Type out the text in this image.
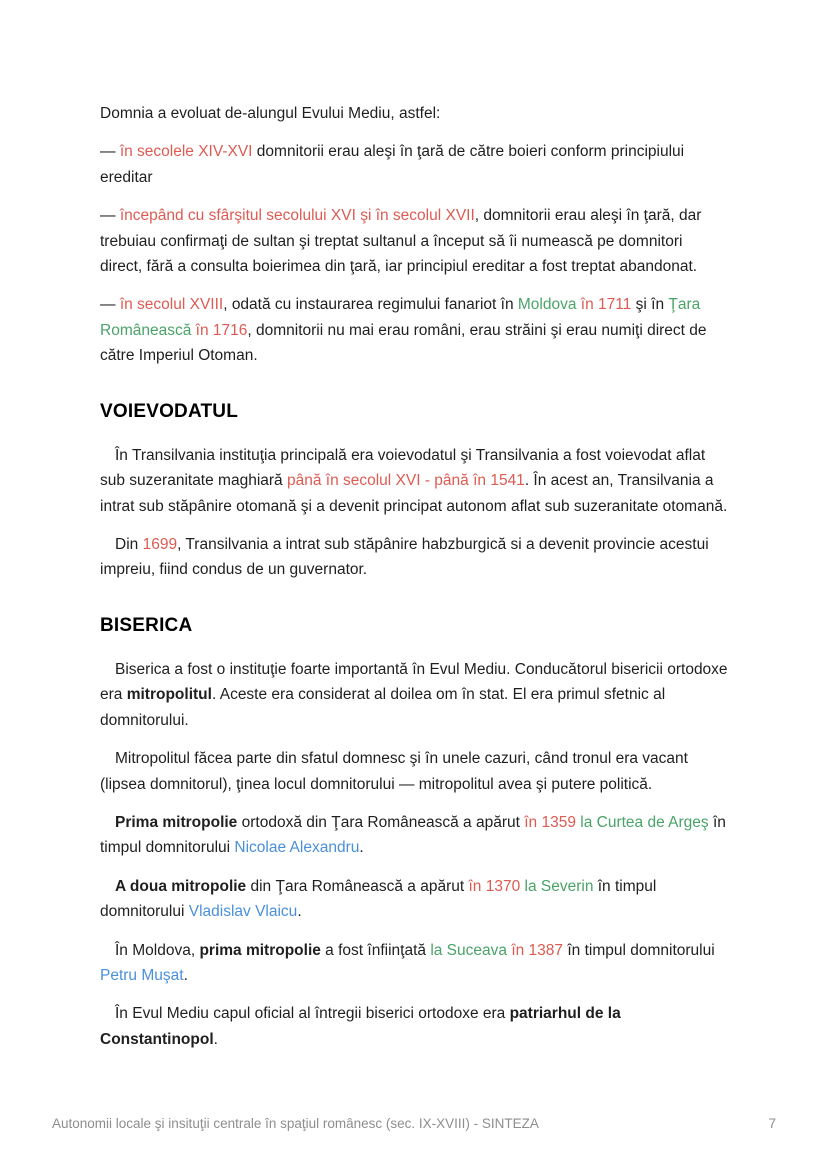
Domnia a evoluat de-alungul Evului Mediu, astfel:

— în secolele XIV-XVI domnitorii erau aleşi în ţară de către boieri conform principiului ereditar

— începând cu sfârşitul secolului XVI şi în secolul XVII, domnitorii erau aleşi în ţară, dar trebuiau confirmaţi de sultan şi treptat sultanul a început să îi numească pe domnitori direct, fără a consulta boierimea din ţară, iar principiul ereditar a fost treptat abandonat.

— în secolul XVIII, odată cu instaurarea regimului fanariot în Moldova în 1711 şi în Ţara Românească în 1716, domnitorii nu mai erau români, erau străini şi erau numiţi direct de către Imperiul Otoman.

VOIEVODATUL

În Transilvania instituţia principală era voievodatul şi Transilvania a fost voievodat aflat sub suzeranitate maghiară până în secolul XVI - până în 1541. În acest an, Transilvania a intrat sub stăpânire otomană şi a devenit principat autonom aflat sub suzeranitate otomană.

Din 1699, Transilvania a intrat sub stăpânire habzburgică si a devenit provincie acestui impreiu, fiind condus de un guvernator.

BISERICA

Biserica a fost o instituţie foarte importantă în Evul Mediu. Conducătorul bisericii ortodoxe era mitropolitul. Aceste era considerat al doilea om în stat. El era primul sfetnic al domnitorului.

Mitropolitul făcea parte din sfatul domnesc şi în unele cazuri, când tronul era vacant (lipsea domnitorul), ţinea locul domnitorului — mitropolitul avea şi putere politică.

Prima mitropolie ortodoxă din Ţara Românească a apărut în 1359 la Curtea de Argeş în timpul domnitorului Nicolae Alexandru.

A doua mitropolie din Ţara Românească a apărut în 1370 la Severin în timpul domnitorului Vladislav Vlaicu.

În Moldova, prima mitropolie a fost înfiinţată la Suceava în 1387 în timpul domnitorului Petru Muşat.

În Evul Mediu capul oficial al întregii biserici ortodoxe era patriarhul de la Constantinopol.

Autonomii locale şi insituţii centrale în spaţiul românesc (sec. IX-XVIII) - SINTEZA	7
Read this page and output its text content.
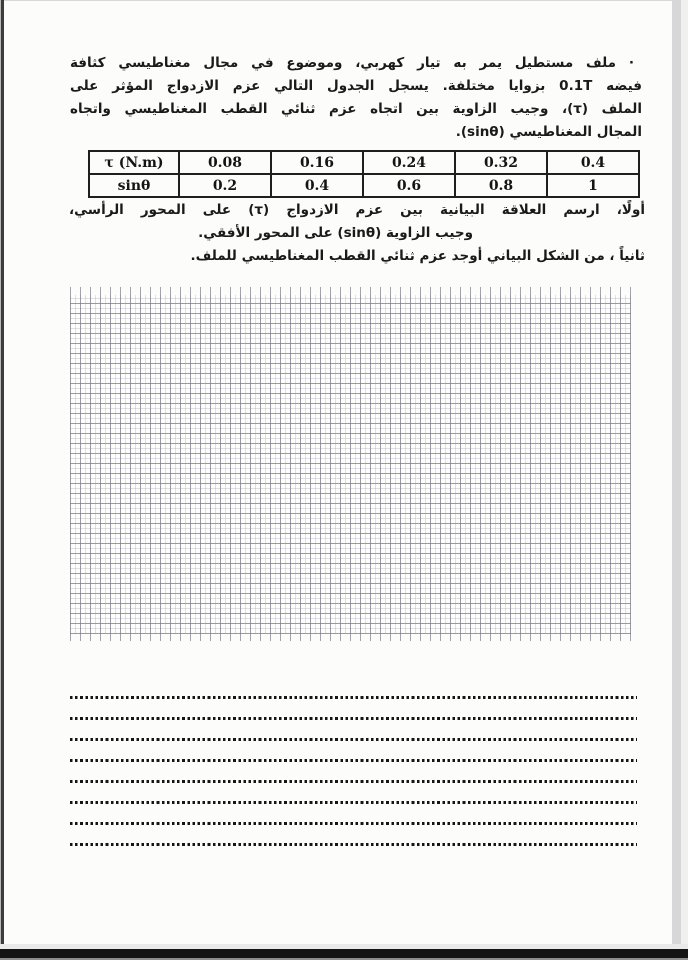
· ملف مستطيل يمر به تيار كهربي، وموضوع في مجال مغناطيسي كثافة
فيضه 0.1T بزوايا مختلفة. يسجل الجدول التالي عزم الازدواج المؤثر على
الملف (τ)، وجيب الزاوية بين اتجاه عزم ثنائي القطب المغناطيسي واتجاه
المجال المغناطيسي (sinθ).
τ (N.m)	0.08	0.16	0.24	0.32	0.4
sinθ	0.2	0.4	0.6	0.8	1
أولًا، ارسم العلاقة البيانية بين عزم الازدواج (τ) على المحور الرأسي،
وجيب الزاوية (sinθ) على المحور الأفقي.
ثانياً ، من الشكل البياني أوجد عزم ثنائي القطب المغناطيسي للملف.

+--

Each line from the one bearing "Read this page and output its text content." through the final line of the records is to be copied exactly, and no pictures are to be included.

▸ **RESPONSE TO THE TASK**:
Read this page and output its text content.
· ملف مستطيل يمر به تيار كهربي، وموضوع في مجال مغناطيسي كثافة
فيضه 0.1T بزوايا مختلفة. يسجل الجدول التالي عزم الازدواج المؤثر على
الملف (τ)، وجيب الزاوية بين اتجاه عزم ثنائي القطب المغناطيسي واتجاه
المجال المغناطيسي (sinθ).
τ (N.m)	0.08	0.16	0.24	0.32	0.4
sinθ	0.2	0.4	0.6	0.8	1
أولًا، ارسم العلاقة البيانية بين عزم الازدواج (τ) على المحور الرأسي،
وجيب الزاوية (sinθ) على المحور الأفقي.
ثانياً ، من الشكل البياني أوجد عزم ثنائي القطب المغناطيسي للملف.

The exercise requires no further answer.